(Source records)
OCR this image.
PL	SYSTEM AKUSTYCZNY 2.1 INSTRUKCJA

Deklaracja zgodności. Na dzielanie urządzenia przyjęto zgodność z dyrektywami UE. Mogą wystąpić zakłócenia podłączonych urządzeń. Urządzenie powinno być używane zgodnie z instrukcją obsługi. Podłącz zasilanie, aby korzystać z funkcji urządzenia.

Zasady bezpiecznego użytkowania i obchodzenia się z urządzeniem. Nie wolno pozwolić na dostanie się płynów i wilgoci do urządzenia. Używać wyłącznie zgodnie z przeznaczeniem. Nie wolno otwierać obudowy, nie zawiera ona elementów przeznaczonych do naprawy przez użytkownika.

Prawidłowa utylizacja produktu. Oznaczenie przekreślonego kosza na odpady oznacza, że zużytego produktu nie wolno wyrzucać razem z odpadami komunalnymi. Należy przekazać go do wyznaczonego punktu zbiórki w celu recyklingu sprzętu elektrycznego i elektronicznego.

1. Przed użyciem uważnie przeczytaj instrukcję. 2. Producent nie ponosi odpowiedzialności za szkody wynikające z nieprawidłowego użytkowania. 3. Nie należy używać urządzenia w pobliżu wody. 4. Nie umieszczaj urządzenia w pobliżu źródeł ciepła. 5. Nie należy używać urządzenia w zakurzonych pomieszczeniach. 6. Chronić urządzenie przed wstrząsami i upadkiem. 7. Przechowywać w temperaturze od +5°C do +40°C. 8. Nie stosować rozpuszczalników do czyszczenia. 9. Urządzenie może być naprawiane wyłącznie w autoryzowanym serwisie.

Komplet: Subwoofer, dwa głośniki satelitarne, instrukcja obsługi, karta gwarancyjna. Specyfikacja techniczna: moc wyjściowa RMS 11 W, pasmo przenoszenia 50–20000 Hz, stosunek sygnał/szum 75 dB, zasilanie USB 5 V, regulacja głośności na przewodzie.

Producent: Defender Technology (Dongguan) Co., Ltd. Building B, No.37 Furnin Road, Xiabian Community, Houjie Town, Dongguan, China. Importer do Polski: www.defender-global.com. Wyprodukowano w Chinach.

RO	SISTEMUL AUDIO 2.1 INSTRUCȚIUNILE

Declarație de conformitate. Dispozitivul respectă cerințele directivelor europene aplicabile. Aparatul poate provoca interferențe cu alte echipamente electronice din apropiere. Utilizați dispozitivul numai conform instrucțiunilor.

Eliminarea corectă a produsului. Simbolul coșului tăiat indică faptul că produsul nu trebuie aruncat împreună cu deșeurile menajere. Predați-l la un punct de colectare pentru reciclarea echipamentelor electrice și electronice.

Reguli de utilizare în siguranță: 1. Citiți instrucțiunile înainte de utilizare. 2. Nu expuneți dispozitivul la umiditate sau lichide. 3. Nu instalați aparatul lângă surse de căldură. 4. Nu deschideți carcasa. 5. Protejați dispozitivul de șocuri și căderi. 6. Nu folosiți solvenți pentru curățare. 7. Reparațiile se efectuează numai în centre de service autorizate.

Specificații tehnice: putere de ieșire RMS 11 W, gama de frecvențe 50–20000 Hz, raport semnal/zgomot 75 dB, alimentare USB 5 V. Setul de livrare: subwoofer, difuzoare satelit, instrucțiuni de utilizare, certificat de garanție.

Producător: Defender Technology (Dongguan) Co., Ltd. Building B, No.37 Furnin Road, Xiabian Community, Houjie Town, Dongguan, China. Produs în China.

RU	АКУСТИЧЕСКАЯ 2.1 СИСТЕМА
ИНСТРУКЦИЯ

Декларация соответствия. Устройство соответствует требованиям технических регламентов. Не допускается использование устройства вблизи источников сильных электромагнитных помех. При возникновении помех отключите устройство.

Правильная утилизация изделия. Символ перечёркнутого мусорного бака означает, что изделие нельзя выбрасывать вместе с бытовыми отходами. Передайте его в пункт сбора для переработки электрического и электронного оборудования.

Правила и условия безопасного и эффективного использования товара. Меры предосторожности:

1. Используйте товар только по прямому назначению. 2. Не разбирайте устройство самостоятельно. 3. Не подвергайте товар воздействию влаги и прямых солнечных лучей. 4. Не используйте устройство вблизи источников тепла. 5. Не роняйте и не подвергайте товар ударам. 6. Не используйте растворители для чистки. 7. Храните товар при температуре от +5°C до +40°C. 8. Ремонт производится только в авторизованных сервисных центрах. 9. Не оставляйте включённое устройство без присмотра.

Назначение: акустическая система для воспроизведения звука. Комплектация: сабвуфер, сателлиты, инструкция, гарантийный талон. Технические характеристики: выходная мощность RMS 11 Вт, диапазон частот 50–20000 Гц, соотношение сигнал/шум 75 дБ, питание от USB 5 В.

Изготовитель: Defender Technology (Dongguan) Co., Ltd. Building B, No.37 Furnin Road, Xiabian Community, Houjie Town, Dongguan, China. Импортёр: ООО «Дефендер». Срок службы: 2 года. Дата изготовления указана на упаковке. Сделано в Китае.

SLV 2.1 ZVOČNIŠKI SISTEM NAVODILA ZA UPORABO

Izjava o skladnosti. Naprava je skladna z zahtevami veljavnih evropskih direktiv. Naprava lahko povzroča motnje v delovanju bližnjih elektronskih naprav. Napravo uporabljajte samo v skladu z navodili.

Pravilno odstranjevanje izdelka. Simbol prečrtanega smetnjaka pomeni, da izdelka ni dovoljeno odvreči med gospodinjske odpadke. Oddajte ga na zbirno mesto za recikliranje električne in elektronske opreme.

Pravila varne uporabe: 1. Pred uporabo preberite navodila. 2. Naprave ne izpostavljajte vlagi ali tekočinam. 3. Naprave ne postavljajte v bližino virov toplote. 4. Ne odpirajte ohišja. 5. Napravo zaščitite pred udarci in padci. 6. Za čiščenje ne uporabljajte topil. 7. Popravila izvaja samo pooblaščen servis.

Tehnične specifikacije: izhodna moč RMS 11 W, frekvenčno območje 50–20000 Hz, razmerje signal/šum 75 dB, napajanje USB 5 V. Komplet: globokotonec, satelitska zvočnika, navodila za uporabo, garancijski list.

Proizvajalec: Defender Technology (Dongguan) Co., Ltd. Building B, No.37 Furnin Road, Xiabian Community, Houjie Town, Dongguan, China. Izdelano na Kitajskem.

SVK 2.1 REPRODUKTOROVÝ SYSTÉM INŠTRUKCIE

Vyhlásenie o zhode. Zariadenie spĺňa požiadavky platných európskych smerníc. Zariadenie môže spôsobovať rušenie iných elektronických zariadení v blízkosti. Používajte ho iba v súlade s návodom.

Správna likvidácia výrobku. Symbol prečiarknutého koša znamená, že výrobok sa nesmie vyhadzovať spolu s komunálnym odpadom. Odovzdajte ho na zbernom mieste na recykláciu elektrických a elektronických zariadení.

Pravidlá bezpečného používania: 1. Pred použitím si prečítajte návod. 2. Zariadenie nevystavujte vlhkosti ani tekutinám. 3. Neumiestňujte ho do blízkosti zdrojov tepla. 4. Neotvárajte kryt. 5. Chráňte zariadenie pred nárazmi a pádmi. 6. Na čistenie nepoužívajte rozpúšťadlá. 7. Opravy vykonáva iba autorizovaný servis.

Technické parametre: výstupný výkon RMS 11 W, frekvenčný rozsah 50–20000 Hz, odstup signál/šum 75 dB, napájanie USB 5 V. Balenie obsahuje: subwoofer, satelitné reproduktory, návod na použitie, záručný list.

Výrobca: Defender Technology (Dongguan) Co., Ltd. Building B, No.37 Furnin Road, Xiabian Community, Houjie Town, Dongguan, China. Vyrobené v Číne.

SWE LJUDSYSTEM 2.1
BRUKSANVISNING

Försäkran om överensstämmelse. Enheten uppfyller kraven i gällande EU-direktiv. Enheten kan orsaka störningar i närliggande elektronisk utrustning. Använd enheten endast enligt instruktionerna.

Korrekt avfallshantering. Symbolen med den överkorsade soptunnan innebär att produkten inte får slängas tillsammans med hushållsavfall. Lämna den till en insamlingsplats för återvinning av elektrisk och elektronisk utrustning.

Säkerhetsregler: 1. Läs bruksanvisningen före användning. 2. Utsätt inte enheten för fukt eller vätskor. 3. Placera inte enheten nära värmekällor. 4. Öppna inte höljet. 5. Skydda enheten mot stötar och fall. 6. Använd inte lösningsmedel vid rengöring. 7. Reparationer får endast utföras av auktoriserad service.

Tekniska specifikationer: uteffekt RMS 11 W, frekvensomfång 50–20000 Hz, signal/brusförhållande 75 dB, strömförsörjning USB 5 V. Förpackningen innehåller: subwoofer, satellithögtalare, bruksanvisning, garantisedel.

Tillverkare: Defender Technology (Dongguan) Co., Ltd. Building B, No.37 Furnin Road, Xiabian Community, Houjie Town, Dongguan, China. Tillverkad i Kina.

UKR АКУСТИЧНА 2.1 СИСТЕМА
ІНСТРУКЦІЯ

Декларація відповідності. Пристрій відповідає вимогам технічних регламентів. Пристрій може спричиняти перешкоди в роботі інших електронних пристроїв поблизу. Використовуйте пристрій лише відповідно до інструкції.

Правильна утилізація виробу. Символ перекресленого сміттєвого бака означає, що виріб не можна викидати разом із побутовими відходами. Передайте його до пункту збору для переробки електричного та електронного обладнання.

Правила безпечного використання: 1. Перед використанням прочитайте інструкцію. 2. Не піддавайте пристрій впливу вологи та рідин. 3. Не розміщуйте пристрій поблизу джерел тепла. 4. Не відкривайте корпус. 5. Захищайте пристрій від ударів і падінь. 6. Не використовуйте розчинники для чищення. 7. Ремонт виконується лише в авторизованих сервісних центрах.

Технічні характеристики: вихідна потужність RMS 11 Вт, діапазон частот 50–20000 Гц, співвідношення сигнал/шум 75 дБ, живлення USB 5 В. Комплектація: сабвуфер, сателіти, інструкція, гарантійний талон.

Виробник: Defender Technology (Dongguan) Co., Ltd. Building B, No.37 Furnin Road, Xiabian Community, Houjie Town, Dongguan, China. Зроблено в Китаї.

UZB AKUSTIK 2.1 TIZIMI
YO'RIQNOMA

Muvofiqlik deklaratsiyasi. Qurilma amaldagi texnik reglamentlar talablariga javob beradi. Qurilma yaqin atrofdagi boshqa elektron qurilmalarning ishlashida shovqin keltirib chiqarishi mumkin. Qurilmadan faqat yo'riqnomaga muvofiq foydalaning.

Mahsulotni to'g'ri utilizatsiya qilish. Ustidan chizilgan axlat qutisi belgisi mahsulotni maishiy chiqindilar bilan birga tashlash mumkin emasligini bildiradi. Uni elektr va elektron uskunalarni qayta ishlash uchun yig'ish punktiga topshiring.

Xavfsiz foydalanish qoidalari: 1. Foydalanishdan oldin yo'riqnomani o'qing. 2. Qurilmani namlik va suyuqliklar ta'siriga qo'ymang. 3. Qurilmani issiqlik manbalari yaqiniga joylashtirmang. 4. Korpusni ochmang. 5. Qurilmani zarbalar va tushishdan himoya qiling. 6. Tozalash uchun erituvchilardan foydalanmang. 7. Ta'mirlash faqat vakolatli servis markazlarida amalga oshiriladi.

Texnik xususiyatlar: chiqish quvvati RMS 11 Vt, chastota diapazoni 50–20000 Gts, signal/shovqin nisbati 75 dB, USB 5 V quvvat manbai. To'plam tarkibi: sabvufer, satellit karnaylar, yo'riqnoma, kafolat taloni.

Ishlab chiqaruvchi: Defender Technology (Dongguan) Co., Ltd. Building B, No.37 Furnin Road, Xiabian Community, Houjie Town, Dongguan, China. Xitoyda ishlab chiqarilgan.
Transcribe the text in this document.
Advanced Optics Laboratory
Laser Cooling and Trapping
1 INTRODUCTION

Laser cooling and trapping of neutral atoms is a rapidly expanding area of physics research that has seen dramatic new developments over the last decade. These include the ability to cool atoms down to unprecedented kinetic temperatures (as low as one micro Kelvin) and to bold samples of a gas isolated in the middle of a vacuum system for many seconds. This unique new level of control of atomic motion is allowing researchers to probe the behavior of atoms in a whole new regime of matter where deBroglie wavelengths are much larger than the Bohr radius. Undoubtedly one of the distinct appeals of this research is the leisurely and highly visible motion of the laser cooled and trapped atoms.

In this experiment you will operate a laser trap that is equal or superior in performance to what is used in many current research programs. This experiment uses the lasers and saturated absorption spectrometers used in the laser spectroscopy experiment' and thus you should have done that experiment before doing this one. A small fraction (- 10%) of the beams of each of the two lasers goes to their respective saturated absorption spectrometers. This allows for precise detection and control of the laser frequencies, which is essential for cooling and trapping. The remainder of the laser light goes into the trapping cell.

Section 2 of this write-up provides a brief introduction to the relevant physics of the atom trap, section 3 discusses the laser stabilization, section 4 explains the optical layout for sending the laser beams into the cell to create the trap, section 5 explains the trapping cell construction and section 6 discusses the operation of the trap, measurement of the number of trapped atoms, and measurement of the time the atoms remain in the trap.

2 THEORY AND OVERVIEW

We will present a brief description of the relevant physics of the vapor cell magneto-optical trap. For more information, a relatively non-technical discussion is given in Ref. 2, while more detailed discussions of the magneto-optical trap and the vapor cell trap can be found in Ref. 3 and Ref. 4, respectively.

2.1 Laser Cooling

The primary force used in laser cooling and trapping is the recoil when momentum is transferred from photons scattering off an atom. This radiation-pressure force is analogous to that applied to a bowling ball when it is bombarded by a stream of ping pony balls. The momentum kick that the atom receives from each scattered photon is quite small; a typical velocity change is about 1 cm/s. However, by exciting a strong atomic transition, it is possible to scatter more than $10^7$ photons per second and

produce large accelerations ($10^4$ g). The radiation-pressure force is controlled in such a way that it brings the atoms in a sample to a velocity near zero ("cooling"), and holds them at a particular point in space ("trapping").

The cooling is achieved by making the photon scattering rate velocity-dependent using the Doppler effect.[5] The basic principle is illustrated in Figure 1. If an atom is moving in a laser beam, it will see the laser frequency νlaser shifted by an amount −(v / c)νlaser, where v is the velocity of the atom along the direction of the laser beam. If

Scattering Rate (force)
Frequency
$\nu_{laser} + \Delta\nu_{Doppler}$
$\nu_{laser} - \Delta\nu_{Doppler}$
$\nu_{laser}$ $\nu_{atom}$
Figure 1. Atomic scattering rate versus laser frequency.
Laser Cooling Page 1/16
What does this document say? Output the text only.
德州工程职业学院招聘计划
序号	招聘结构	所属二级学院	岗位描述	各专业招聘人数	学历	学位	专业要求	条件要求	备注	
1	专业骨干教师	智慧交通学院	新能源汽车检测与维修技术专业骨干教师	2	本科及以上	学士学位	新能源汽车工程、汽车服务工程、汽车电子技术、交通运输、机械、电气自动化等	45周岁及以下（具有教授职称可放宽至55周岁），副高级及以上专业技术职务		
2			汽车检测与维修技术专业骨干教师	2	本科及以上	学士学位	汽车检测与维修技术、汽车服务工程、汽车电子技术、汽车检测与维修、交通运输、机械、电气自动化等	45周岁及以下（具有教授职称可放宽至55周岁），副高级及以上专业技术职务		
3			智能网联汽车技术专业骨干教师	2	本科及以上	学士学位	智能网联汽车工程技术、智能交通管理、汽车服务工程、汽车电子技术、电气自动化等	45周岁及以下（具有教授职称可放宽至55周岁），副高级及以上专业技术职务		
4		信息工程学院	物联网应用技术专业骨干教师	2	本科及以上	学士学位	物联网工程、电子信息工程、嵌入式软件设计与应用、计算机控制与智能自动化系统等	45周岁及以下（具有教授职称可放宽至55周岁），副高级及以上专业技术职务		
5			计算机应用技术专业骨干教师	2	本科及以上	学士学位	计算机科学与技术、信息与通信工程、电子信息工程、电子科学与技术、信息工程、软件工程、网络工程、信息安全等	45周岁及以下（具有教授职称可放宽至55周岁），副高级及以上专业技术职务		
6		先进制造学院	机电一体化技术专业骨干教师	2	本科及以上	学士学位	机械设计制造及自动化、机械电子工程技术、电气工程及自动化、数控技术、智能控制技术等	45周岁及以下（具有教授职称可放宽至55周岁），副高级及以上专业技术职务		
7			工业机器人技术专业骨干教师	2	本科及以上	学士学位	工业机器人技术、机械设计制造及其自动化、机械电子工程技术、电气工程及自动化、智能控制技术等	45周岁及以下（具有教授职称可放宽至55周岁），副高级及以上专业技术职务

# [What to produce]
Please quote nothing but the lines from the line with "What does this" through the end of the data above, exactly as written, ends included.

# [Task solution]
What does this document say? Output the text only.
德州工程职业学院招聘计划
序号	招聘结构	所属二级学院	岗位描述	各专业招聘人数	学历	学位	专业要求	条件要求	备注	
1	专业骨干教师	智慧交通学院	新能源汽车检测与维修技术专业骨干教师	2	本科及以上	学士学位	新能源汽车工程、汽车服务工程、汽车电子技术、交通运输、机械、电气自动化等	45周岁及以下（具有教授职称可放宽至55周岁），副高级及以上专业技术职务		
2			汽车检测与维修技术专业骨干教师	2	本科及以上	学士学位	汽车检测与维修技术、汽车服务工程、汽车电子技术、汽车检测与维修、交通运输、机械、电气自动化等	45周岁及以下（具有教授职称可放宽至55周岁），副高级及以上专业技术职务		
3			智能网联汽车技术专业骨干教师	2	本科及以上	学士学位	智能网联汽车工程技术、智能交通管理、汽车服务工程、汽车电子技术、电气自动化等	45周岁及以下（具有教授职称可放宽至55周岁），副高级及以上专业技术职务		
4		信息工程学院	物联网应用技术专业骨干教师	2	本科及以上	学士学位	物联网工程、电子信息工程、嵌入式软件设计与应用、计算机控制与智能自动化系统等	45周岁及以下（具有教授职称可放宽至55周岁），副高级及以上专业技术职务		
5			计算机应用技术专业骨干教师	2	本科及以上	学士学位	计算机科学与技术、信息与通信工程、电子信息工程、电子科学与技术、信息工程、软件工程、网络工程、信息安全等	45周岁及以下（具有教授职称可放宽至55周岁），副高级及以上专业技术职务		
6		先进制造学院	机电一体化技术专业骨干教师	2	本科及以上	学士学位	机械设计制造及自动化、机械电子工程技术、电气工程及自动化、数控技术、智能控制技术等	45周岁及以下（具有教授职称可放宽至55周岁），副高级及以上专业技术职务		
7			工业机器人技术专业骨干教师	2	本科及以上	学士学位	工业机器人技术、机械设计制造及其自动化、机械电子工程技术、电气工程及自动化、智能控制技术等	45周岁及以下（具有教授职称可放宽至55周岁），副高级及以上专业技术职务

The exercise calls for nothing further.